Goal.
Search the records for the word "Nebraska" and pick out every line that has it.

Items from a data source

○ ○ ○ ○

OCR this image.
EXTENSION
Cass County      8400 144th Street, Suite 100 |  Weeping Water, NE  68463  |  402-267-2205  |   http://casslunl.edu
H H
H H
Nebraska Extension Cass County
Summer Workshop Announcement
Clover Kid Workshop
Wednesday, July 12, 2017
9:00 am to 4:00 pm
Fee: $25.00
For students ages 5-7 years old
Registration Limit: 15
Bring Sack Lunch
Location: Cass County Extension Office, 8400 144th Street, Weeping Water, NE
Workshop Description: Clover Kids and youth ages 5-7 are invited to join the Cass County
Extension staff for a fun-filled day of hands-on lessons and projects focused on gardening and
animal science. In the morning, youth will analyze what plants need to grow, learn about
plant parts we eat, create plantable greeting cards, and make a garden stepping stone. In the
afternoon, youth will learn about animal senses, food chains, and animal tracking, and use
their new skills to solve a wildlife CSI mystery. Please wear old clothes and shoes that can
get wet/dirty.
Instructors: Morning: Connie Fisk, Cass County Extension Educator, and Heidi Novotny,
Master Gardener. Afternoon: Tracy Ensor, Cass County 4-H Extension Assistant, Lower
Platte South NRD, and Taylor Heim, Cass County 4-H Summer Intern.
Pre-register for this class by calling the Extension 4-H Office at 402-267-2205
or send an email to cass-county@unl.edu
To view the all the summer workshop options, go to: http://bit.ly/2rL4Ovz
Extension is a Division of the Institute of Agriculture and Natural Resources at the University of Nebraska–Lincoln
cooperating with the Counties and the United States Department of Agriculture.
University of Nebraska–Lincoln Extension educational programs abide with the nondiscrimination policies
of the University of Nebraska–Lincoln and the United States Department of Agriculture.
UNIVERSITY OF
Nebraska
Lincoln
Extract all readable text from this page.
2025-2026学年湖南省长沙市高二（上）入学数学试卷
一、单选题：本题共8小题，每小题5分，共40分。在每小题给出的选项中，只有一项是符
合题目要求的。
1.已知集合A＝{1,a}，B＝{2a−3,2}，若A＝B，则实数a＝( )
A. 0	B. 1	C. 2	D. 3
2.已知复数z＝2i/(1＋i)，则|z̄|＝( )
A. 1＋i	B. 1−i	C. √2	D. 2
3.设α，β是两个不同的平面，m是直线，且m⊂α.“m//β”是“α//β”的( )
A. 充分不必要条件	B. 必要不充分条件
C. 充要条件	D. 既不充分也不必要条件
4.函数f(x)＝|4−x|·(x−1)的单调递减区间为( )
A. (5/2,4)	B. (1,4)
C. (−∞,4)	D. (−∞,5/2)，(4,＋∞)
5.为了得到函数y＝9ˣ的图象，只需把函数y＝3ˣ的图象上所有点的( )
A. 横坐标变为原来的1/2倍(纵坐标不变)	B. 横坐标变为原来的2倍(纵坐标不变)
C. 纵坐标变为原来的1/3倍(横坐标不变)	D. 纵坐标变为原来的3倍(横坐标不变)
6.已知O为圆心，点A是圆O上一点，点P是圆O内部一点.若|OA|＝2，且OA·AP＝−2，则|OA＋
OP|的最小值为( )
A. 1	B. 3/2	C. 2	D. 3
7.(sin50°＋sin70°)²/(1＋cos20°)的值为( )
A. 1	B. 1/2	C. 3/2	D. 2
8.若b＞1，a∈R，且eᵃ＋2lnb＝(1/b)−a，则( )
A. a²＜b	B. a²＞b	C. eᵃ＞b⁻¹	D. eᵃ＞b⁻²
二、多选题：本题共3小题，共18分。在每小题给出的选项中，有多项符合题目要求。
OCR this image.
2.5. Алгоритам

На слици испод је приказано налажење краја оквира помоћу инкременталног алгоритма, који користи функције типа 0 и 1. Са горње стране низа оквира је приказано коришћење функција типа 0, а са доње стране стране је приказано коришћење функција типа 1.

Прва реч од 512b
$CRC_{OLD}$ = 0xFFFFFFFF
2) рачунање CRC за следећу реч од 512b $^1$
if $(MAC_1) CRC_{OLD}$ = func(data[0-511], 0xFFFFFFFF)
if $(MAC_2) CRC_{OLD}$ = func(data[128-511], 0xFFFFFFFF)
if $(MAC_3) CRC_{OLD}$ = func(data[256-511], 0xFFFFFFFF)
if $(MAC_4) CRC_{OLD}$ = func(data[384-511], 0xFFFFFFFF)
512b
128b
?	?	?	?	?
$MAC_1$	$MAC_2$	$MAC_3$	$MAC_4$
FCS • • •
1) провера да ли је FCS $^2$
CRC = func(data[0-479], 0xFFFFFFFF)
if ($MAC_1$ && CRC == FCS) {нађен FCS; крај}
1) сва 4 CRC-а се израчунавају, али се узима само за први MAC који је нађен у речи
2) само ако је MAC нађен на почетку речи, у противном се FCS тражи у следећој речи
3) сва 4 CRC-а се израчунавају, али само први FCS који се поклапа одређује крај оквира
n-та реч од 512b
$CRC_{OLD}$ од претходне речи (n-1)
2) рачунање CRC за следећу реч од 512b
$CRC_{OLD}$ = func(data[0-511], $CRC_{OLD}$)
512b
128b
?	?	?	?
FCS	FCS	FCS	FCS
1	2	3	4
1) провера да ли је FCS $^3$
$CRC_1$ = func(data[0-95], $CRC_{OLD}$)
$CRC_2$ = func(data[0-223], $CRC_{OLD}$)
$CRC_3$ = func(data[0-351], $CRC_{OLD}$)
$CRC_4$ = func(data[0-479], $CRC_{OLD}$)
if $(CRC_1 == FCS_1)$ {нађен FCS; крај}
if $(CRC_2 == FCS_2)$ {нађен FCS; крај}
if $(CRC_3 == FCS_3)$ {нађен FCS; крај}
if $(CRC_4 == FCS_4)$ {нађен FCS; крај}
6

○ ○ ○ ○

Response to this exercise.
Nebraska Extension Cass County
Extension is a Division of the Institute of Agriculture and Natural Resources at the University of Nebraska–Lincoln
University of Nebraska–Lincoln Extension educational programs abide with the nondiscrimination policies
of the University of Nebraska–Lincoln and the United States Department of Agriculture.
Nebraska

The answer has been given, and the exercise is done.